* Direction *
Find the number of lines in these records where the word "JSON" appears. Reply with that number and nothing more.

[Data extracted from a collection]
..........

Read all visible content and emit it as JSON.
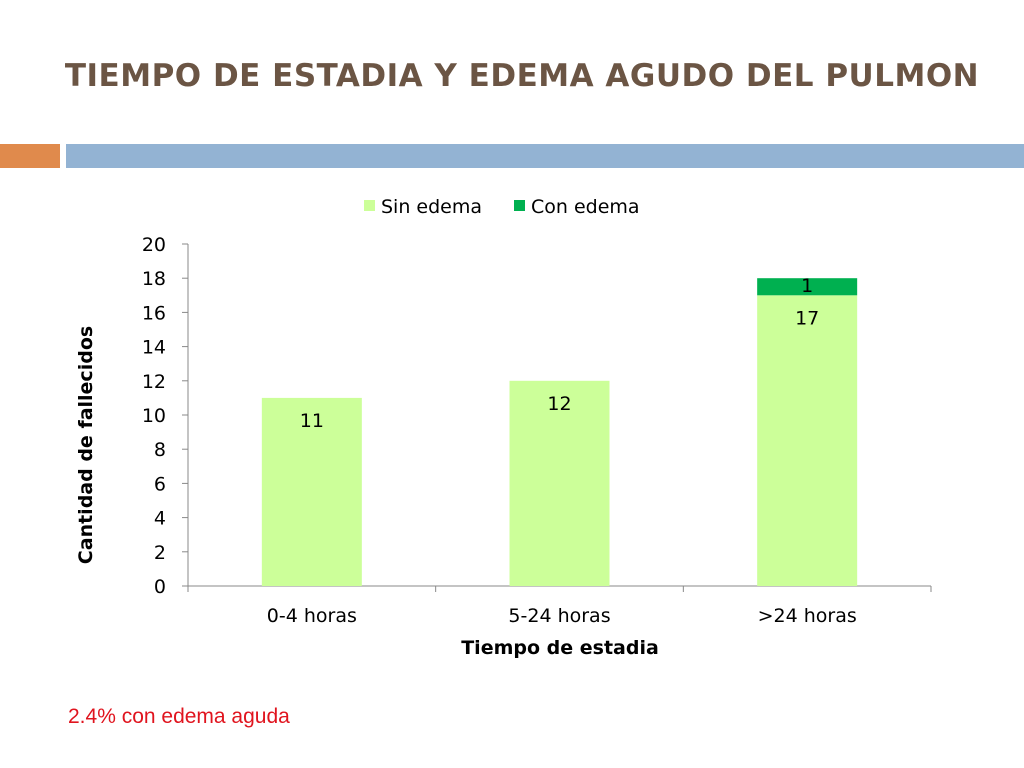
{
  "slide": {
    "title": "TIEMPO DE ESTADIA Y EDEMA AGUDO DEL PULMON",
    "footnote": "2.4% con edema aguda",
    "colors": {
      "title": "#6b5544",
      "accent_orange": "#e08a4c",
      "accent_blue": "#93b3d3",
      "footnote": "#e0141e"
    }
  },
  "chart_data": {
    "type": "bar",
    "stacked": true,
    "categories": [
      "0-4 horas",
      "5-24 horas",
      ">24 horas"
    ],
    "series": [
      {
        "name": "Sin edema",
        "values": [
          11,
          12,
          17
        ],
        "color": "#ccff99"
      },
      {
        "name": "Con edema",
        "values": [
          0,
          0,
          1
        ],
        "color": "#00b050"
      }
    ],
    "data_labels": [
      {
        "series": 0,
        "category": 0,
        "text": "11"
      },
      {
        "series": 0,
        "category": 1,
        "text": "12"
      },
      {
        "series": 0,
        "category": 2,
        "text": "17"
      },
      {
        "series": 1,
        "category": 2,
        "text": "1"
      }
    ],
    "xlabel": "Tiempo de estadia",
    "ylabel": "Cantidad de fallecidos",
    "ylim": [
      0,
      20
    ],
    "yticks": [
      "0",
      "2",
      "4",
      "6",
      "8",
      "10",
      "12",
      "14",
      "16",
      "18",
      "20"
    ],
    "legend_position": "top",
    "grid": false
  }
}
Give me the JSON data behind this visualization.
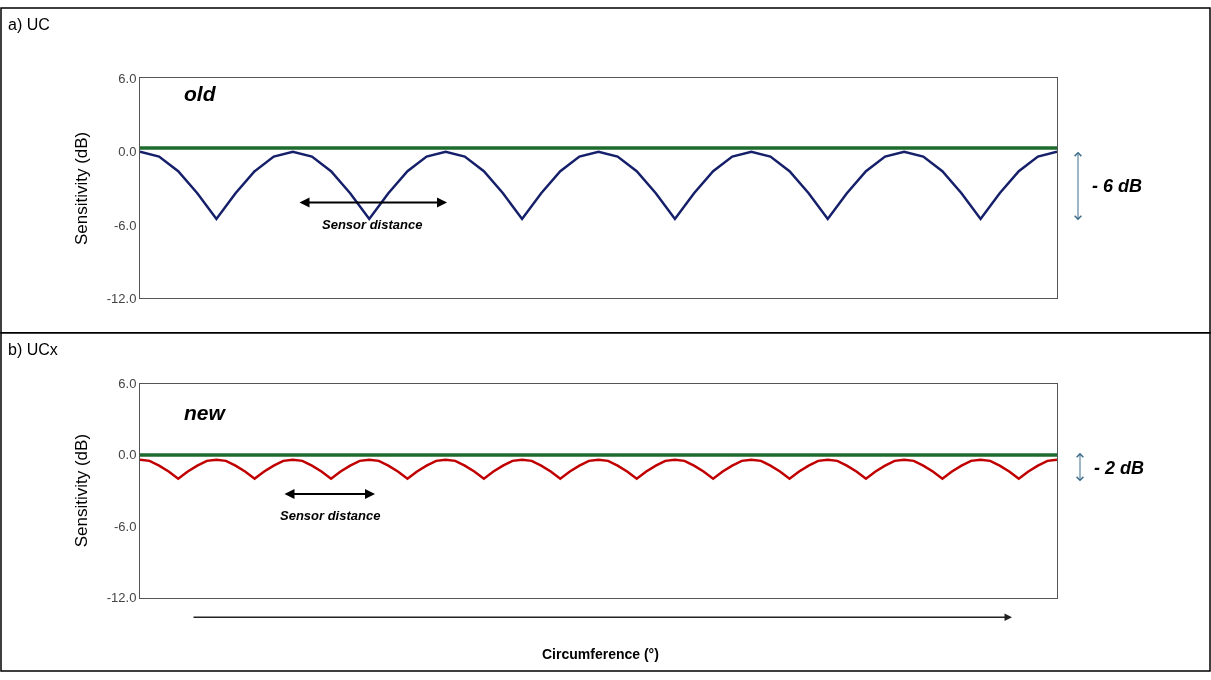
{
  "chart_data": [
    {
      "type": "line",
      "title": "a) UC",
      "ylabel": "Sensitivity (dB)",
      "categories": [
        null,
        null,
        null,
        null,
        null,
        null,
        null,
        null,
        null,
        null,
        null,
        null,
        null,
        null,
        null,
        null,
        null,
        null,
        null,
        null,
        null,
        null,
        null,
        null,
        null,
        null,
        null,
        null,
        null,
        null,
        null,
        null,
        null,
        null,
        null,
        null,
        null,
        null,
        null,
        null,
        null,
        null,
        null,
        null,
        null,
        null,
        null,
        null,
        null
      ],
      "series": [
        {
          "color": "#16206a",
          "values": [
            0,
            -0.4,
            -1.6,
            -3.4,
            -5.5,
            -3.4,
            -1.6,
            -0.4,
            0,
            -0.4,
            -1.6,
            -3.4,
            -5.5,
            -3.4,
            -1.6,
            -0.4,
            0,
            -0.4,
            -1.6,
            -3.4,
            -5.5,
            -3.4,
            -1.6,
            -0.4,
            0,
            -0.4,
            -1.6,
            -3.4,
            -5.5,
            -3.4,
            -1.6,
            -0.4,
            0,
            -0.4,
            -1.6,
            -3.4,
            -5.5,
            -3.4,
            -1.6,
            -0.4,
            0,
            -0.4,
            -1.6,
            -3.4,
            -5.5,
            -3.4,
            -1.6,
            -0.4,
            0
          ]
        }
      ],
      "ylim": [
        -12,
        6
      ],
      "yticks": [
        {
          "value": 6,
          "label": "6.0"
        },
        {
          "value": 0,
          "label": "0.0"
        },
        {
          "value": -6,
          "label": "-6.0"
        },
        {
          "value": -12,
          "label": "-12.0"
        }
      ],
      "ref_lines": [
        {
          "axis": "y",
          "value": 0.3,
          "color": "#1e6b2e"
        }
      ],
      "annotations": [
        "old",
        "Sensor distance",
        "- 6 dB"
      ],
      "tick_labels": "y"
    },
    {
      "type": "line",
      "title": "b) UCx",
      "ylabel": "Sensitivity (dB)",
      "xlabel": "Circumference (°)",
      "categories": [
        null,
        null,
        null,
        null,
        null,
        null,
        null,
        null,
        null,
        null,
        null,
        null,
        null,
        null,
        null,
        null,
        null,
        null,
        null,
        null,
        null,
        null,
        null,
        null,
        null,
        null,
        null,
        null,
        null,
        null,
        null,
        null,
        null,
        null,
        null,
        null,
        null,
        null,
        null,
        null,
        null,
        null,
        null,
        null,
        null,
        null,
        null,
        null,
        null,
        null,
        null,
        null,
        null,
        null,
        null,
        null,
        null,
        null,
        null,
        null,
        null,
        null,
        null,
        null,
        null,
        null,
        null,
        null,
        null,
        null,
        null,
        null,
        null,
        null,
        null,
        null,
        null,
        null,
        null,
        null,
        null,
        null,
        null,
        null,
        null,
        null,
        null,
        null,
        null,
        null,
        null,
        null,
        null,
        null,
        null,
        null,
        null
      ],
      "series": [
        {
          "color": "#c00000",
          "values": [
            -0.4,
            -0.5,
            -0.9,
            -1.4,
            -2.0,
            -1.4,
            -0.9,
            -0.5,
            -0.4,
            -0.5,
            -0.9,
            -1.4,
            -2.0,
            -1.4,
            -0.9,
            -0.5,
            -0.4,
            -0.5,
            -0.9,
            -1.4,
            -2.0,
            -1.4,
            -0.9,
            -0.5,
            -0.4,
            -0.5,
            -0.9,
            -1.4,
            -2.0,
            -1.4,
            -0.9,
            -0.5,
            -0.4,
            -0.5,
            -0.9,
            -1.4,
            -2.0,
            -1.4,
            -0.9,
            -0.5,
            -0.4,
            -0.5,
            -0.9,
            -1.4,
            -2.0,
            -1.4,
            -0.9,
            -0.5,
            -0.4,
            -0.5,
            -0.9,
            -1.4,
            -2.0,
            -1.4,
            -0.9,
            -0.5,
            -0.4,
            -0.5,
            -0.9,
            -1.4,
            -2.0,
            -1.4,
            -0.9,
            -0.5,
            -0.4,
            -0.5,
            -0.9,
            -1.4,
            -2.0,
            -1.4,
            -0.9,
            -0.5,
            -0.4,
            -0.5,
            -0.9,
            -1.4,
            -2.0,
            -1.4,
            -0.9,
            -0.5,
            -0.4,
            -0.5,
            -0.9,
            -1.4,
            -2.0,
            -1.4,
            -0.9,
            -0.5,
            -0.4,
            -0.5,
            -0.9,
            -1.4,
            -2.0,
            -1.4,
            -0.9,
            -0.5,
            -0.4
          ]
        }
      ],
      "ylim": [
        -12,
        6
      ],
      "yticks": [
        {
          "value": 6,
          "label": "6.0"
        },
        {
          "value": 0,
          "label": "0.0"
        },
        {
          "value": -6,
          "label": "-6.0"
        },
        {
          "value": -12,
          "label": "-12.0"
        }
      ],
      "ref_lines": [
        {
          "axis": "y",
          "value": 0.0,
          "color": "#1e6b2e"
        }
      ],
      "annotations": [
        "new",
        "Sensor distance",
        "- 2 dB"
      ],
      "tick_labels": "y"
    }
  ]
}
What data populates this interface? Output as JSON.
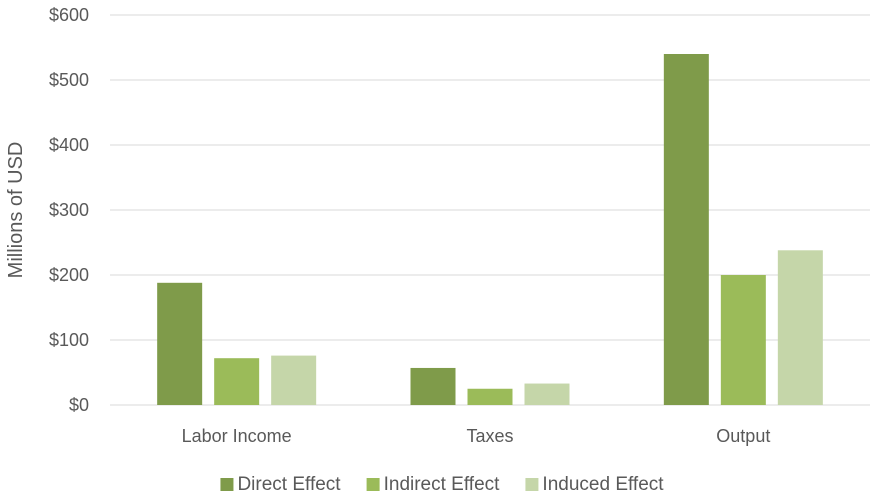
{
  "chart_data": {
    "type": "bar",
    "title": "",
    "xlabel": "",
    "ylabel": "Millions of USD",
    "categories": [
      "Labor Income",
      "Taxes",
      "Output"
    ],
    "series": [
      {
        "name": "Direct Effect",
        "values": [
          188,
          57,
          540
        ],
        "color": "#7f9b4a"
      },
      {
        "name": "Indirect Effect",
        "values": [
          72,
          25,
          200
        ],
        "color": "#9bbb59"
      },
      {
        "name": "Induced Effect",
        "values": [
          76,
          33,
          238
        ],
        "color": "#c5d6a9"
      }
    ],
    "ylim": [
      0,
      600
    ],
    "yticks": [
      0,
      100,
      200,
      300,
      400,
      500,
      600
    ],
    "ytick_labels": [
      "$0",
      "$100",
      "$200",
      "$300",
      "$400",
      "$500",
      "$600"
    ],
    "grid": true,
    "legend_position": "bottom"
  }
}
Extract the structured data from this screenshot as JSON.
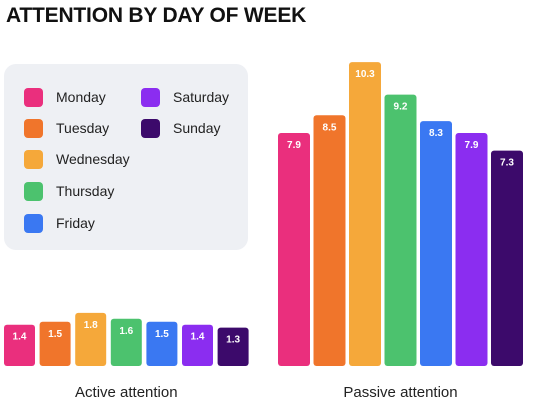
{
  "chart_data": {
    "type": "bar",
    "title": "ATTENTION BY DAY OF WEEK",
    "legend_position": "top-left",
    "grid": false,
    "groups": [
      {
        "name": "Active attention",
        "categories": [
          "Monday",
          "Tuesday",
          "Wednesday",
          "Thursday",
          "Friday",
          "Saturday",
          "Sunday"
        ],
        "values": [
          1.4,
          1.5,
          1.8,
          1.6,
          1.5,
          1.4,
          1.3
        ],
        "labels": [
          "1.4",
          "1.5",
          "1.8",
          "1.6",
          "1.5",
          "1.4",
          "1.3"
        ]
      },
      {
        "name": "Passive attention",
        "categories": [
          "Monday",
          "Tuesday",
          "Wednesday",
          "Thursday",
          "Friday",
          "Saturday",
          "Sunday"
        ],
        "values": [
          7.9,
          8.5,
          10.3,
          9.2,
          8.3,
          7.9,
          7.3
        ],
        "labels": [
          "7.9",
          "8.5",
          "10.3",
          "9.2",
          "8.3",
          "7.9",
          "7.3"
        ]
      }
    ],
    "legend": [
      {
        "label": "Monday",
        "color": "#ea2f7d"
      },
      {
        "label": "Tuesday",
        "color": "#f0752b"
      },
      {
        "label": "Wednesday",
        "color": "#f5a83a"
      },
      {
        "label": "Thursday",
        "color": "#4cc26e"
      },
      {
        "label": "Friday",
        "color": "#3a78f2"
      },
      {
        "label": "Saturday",
        "color": "#8b2df0"
      },
      {
        "label": "Sunday",
        "color": "#3c0a6b"
      }
    ]
  }
}
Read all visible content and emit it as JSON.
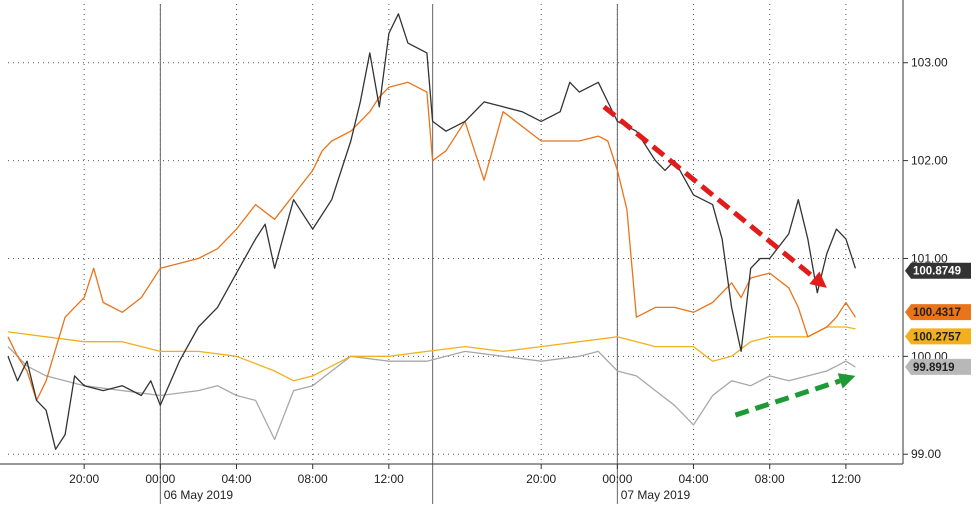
{
  "chart_data": {
    "type": "line",
    "title": "",
    "xlabel": "",
    "ylabel": "",
    "ylim": [
      98.9,
      103.6
    ],
    "y_ticks": [
      "99.00",
      "100.00",
      "101.00",
      "102.00",
      "103.00"
    ],
    "y_tick_values": [
      99,
      100,
      101,
      102,
      103
    ],
    "x_ticks": [
      {
        "label": "20:00",
        "x": 4
      },
      {
        "label": "00:00",
        "x": 8
      },
      {
        "label": "04:00",
        "x": 12
      },
      {
        "label": "08:00",
        "x": 16
      },
      {
        "label": "12:00",
        "x": 20
      },
      {
        "label": "20:00",
        "x": 28
      },
      {
        "label": "00:00",
        "x": 32
      },
      {
        "label": "04:00",
        "x": 36
      },
      {
        "label": "08:00",
        "x": 40
      },
      {
        "label": "12:00",
        "x": 44
      }
    ],
    "x_range": [
      0,
      47
    ],
    "date_labels": [
      {
        "label": "06 May 2019",
        "x": 10
      },
      {
        "label": "07 May 2019",
        "x": 34
      }
    ],
    "day_dividers": [
      8,
      32
    ],
    "session_breaks": [
      22.3
    ],
    "grid": true,
    "legend": "none",
    "series": [
      {
        "color": "#333333",
        "last_label": "100.8749",
        "last_value": 100.8749,
        "points": [
          [
            0,
            100
          ],
          [
            0.5,
            99.75
          ],
          [
            1,
            99.95
          ],
          [
            1.5,
            99.55
          ],
          [
            2,
            99.45
          ],
          [
            2.5,
            99.05
          ],
          [
            3,
            99.2
          ],
          [
            3.5,
            99.8
          ],
          [
            4,
            99.7
          ],
          [
            5,
            99.65
          ],
          [
            6,
            99.7
          ],
          [
            7,
            99.6
          ],
          [
            7.5,
            99.75
          ],
          [
            8,
            99.5
          ],
          [
            9,
            99.95
          ],
          [
            10,
            100.3
          ],
          [
            11,
            100.5
          ],
          [
            12,
            100.85
          ],
          [
            13,
            101.2
          ],
          [
            13.5,
            101.35
          ],
          [
            14,
            100.9
          ],
          [
            15,
            101.6
          ],
          [
            16,
            101.3
          ],
          [
            17,
            101.6
          ],
          [
            18,
            102.2
          ],
          [
            18.5,
            102.6
          ],
          [
            19,
            103.1
          ],
          [
            19.5,
            102.55
          ],
          [
            20,
            103.3
          ],
          [
            20.5,
            103.5
          ],
          [
            21,
            103.2
          ],
          [
            22,
            103.1
          ],
          [
            22.3,
            102.4
          ],
          [
            23,
            102.3
          ],
          [
            24,
            102.4
          ],
          [
            25,
            102.6
          ],
          [
            26,
            102.55
          ],
          [
            27,
            102.5
          ],
          [
            28,
            102.4
          ],
          [
            29,
            102.5
          ],
          [
            29.5,
            102.8
          ],
          [
            30,
            102.7
          ],
          [
            31,
            102.8
          ],
          [
            31.5,
            102.6
          ],
          [
            32,
            102.4
          ],
          [
            33,
            102.3
          ],
          [
            34,
            102.0
          ],
          [
            34.5,
            101.9
          ],
          [
            35,
            102.0
          ],
          [
            36,
            101.65
          ],
          [
            37,
            101.55
          ],
          [
            37.5,
            101.2
          ],
          [
            38,
            100.5
          ],
          [
            38.5,
            100.05
          ],
          [
            39,
            100.9
          ],
          [
            39.5,
            101.0
          ],
          [
            40,
            101.0
          ],
          [
            41,
            101.25
          ],
          [
            41.5,
            101.6
          ],
          [
            42,
            101.2
          ],
          [
            42.5,
            100.65
          ],
          [
            43,
            101.05
          ],
          [
            43.5,
            101.3
          ],
          [
            44,
            101.2
          ],
          [
            44.5,
            100.9
          ]
        ]
      },
      {
        "color": "#e8741c",
        "last_label": "100.4317",
        "last_value": 100.4317,
        "points": [
          [
            0,
            100.2
          ],
          [
            0.5,
            100.0
          ],
          [
            1,
            99.85
          ],
          [
            1.5,
            99.55
          ],
          [
            2,
            99.75
          ],
          [
            3,
            100.4
          ],
          [
            4,
            100.6
          ],
          [
            4.5,
            100.9
          ],
          [
            5,
            100.55
          ],
          [
            6,
            100.45
          ],
          [
            7,
            100.6
          ],
          [
            8,
            100.9
          ],
          [
            9,
            100.95
          ],
          [
            10,
            101.0
          ],
          [
            11,
            101.1
          ],
          [
            12,
            101.3
          ],
          [
            13,
            101.55
          ],
          [
            14,
            101.4
          ],
          [
            15,
            101.65
          ],
          [
            16,
            101.9
          ],
          [
            16.5,
            102.1
          ],
          [
            17,
            102.2
          ],
          [
            18,
            102.3
          ],
          [
            19,
            102.5
          ],
          [
            19.5,
            102.65
          ],
          [
            20,
            102.75
          ],
          [
            21,
            102.8
          ],
          [
            22,
            102.7
          ],
          [
            22.3,
            102.0
          ],
          [
            23,
            102.1
          ],
          [
            24,
            102.4
          ],
          [
            25,
            101.8
          ],
          [
            26,
            102.5
          ],
          [
            27,
            102.35
          ],
          [
            28,
            102.2
          ],
          [
            29,
            102.2
          ],
          [
            30,
            102.2
          ],
          [
            31,
            102.25
          ],
          [
            31.5,
            102.2
          ],
          [
            32,
            101.9
          ],
          [
            32.5,
            101.5
          ],
          [
            33,
            100.4
          ],
          [
            34,
            100.5
          ],
          [
            35,
            100.5
          ],
          [
            36,
            100.45
          ],
          [
            37,
            100.55
          ],
          [
            38,
            100.75
          ],
          [
            38.5,
            100.6
          ],
          [
            39,
            100.8
          ],
          [
            40,
            100.85
          ],
          [
            41,
            100.7
          ],
          [
            41.5,
            100.5
          ],
          [
            42,
            100.2
          ],
          [
            43,
            100.3
          ],
          [
            43.5,
            100.4
          ],
          [
            44,
            100.55
          ],
          [
            44.5,
            100.4
          ]
        ]
      },
      {
        "color": "#f2b01e",
        "last_label": "100.2757",
        "last_value": 100.2757,
        "points": [
          [
            0,
            100.25
          ],
          [
            2,
            100.2
          ],
          [
            4,
            100.15
          ],
          [
            6,
            100.15
          ],
          [
            8,
            100.05
          ],
          [
            10,
            100.05
          ],
          [
            12,
            100.0
          ],
          [
            14,
            99.85
          ],
          [
            15,
            99.75
          ],
          [
            16,
            99.8
          ],
          [
            17,
            99.9
          ],
          [
            18,
            100.0
          ],
          [
            20,
            100.0
          ],
          [
            22,
            100.05
          ],
          [
            24,
            100.1
          ],
          [
            26,
            100.05
          ],
          [
            28,
            100.1
          ],
          [
            30,
            100.15
          ],
          [
            32,
            100.2
          ],
          [
            34,
            100.1
          ],
          [
            36,
            100.1
          ],
          [
            37,
            99.95
          ],
          [
            38,
            100.0
          ],
          [
            39,
            100.15
          ],
          [
            40,
            100.2
          ],
          [
            42,
            100.2
          ],
          [
            43,
            100.3
          ],
          [
            44,
            100.3
          ],
          [
            44.5,
            100.28
          ]
        ]
      },
      {
        "color": "#a8a8a8",
        "last_label": "99.8919",
        "last_value": 99.8919,
        "points": [
          [
            0,
            100.1
          ],
          [
            1,
            99.9
          ],
          [
            2,
            99.8
          ],
          [
            4,
            99.7
          ],
          [
            6,
            99.65
          ],
          [
            8,
            99.6
          ],
          [
            10,
            99.65
          ],
          [
            11,
            99.7
          ],
          [
            12,
            99.6
          ],
          [
            13,
            99.55
          ],
          [
            14,
            99.15
          ],
          [
            15,
            99.65
          ],
          [
            16,
            99.7
          ],
          [
            17,
            99.85
          ],
          [
            18,
            100.0
          ],
          [
            20,
            99.95
          ],
          [
            22,
            99.95
          ],
          [
            24,
            100.05
          ],
          [
            26,
            100.0
          ],
          [
            28,
            99.95
          ],
          [
            30,
            100.0
          ],
          [
            31,
            100.05
          ],
          [
            32,
            99.85
          ],
          [
            33,
            99.8
          ],
          [
            34,
            99.65
          ],
          [
            35,
            99.5
          ],
          [
            36,
            99.3
          ],
          [
            36.5,
            99.45
          ],
          [
            37,
            99.6
          ],
          [
            38,
            99.75
          ],
          [
            39,
            99.7
          ],
          [
            40,
            99.8
          ],
          [
            41,
            99.75
          ],
          [
            42,
            99.8
          ],
          [
            43,
            99.85
          ],
          [
            44,
            99.95
          ],
          [
            44.5,
            99.89
          ]
        ]
      }
    ],
    "annotations": [
      {
        "type": "arrow",
        "color": "#e21b1b",
        "from": [
          31.3,
          102.55
        ],
        "to": [
          43.0,
          100.7
        ]
      },
      {
        "type": "arrow",
        "color": "#1d9a35",
        "from": [
          38.2,
          99.4
        ],
        "to": [
          44.5,
          99.8
        ]
      }
    ]
  }
}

..........

* Full answer *
5